** Problems and tasks **
1/ In the Thursday Tidbits post, change "whooshing" to "rushing" and write out the passage from "Posted on August" up to and including "faster they go.".
2/ In the Thursday Tidbits post, at what point was the mapping of the Cabot Trail to start and end?

Thursday Tidbits

Posted on August 1, 2019 under Thursday Tidbits with no comments yet

Highlands Hostel – Cape North


Yup. That whooshing sound you just heard was July of 2019 leaving through the back door.

The days. The weeks. The months. The years. The older I get, the faster they go.

I took a road trip earlier this week on Monday with a couple of friends. Armed with our Cape Breton passports, we successfully negotiated the Canso causeway without incident and headed off for the Cabot Trail. My mission was quite simple. I wanted to do a detailed mapping of the mileage (kilo meterage… is that a word?) of The Cabot Trail starting at the Red Barn near Nyanza and going clockwise through the Margaree Valley, around the west side of the island and around to the east side ending up once again at the Red Barn.

We picked a great day to drive. We saw a bear on French Mountain, visited some friends and had an ice cream at the Farmer’s Daughter. Yes. We got caught in that terrific thunder and lightning storm and torrential downpour. I have done a lot of driving in my life and that may have been one of the most challenging except for blizzards in winter.

** Supplied information **
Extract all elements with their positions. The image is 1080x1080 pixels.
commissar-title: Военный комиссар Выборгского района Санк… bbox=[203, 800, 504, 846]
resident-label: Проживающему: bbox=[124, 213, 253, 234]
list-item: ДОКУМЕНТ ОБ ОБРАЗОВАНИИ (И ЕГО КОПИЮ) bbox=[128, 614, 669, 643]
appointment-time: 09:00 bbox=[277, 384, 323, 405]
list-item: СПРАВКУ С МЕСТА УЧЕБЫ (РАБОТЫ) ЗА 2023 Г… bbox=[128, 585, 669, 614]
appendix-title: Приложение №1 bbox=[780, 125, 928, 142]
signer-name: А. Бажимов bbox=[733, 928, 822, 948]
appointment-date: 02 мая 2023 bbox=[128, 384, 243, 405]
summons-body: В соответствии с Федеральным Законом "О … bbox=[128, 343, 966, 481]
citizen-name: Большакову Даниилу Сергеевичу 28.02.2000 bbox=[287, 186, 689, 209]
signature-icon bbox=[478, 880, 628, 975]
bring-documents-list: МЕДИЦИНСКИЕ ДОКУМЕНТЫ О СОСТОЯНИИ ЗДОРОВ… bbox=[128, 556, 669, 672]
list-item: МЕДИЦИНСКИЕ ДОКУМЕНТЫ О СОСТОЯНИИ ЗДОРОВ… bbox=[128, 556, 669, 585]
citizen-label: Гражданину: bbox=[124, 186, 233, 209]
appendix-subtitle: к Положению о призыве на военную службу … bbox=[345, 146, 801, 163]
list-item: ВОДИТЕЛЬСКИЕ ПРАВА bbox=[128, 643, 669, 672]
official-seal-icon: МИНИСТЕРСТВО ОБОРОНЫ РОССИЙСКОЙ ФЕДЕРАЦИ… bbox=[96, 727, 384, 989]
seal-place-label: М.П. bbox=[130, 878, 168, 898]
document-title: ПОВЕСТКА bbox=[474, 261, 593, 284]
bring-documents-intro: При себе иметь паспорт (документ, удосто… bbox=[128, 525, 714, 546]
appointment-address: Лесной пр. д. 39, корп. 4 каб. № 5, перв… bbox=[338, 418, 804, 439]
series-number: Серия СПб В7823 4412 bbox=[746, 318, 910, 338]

** Answers in order **
1/
Posted on August 1, 2019 under Thursday Tidbits with no comments yet

Highlands Hostel – Cape North


Yup. That rushing sound you just heard was July of 2019 leaving through the back door.

The days. The weeks. The months. The years. The older I get, the faster they go.

2/ At the Red Barn near Nyanza.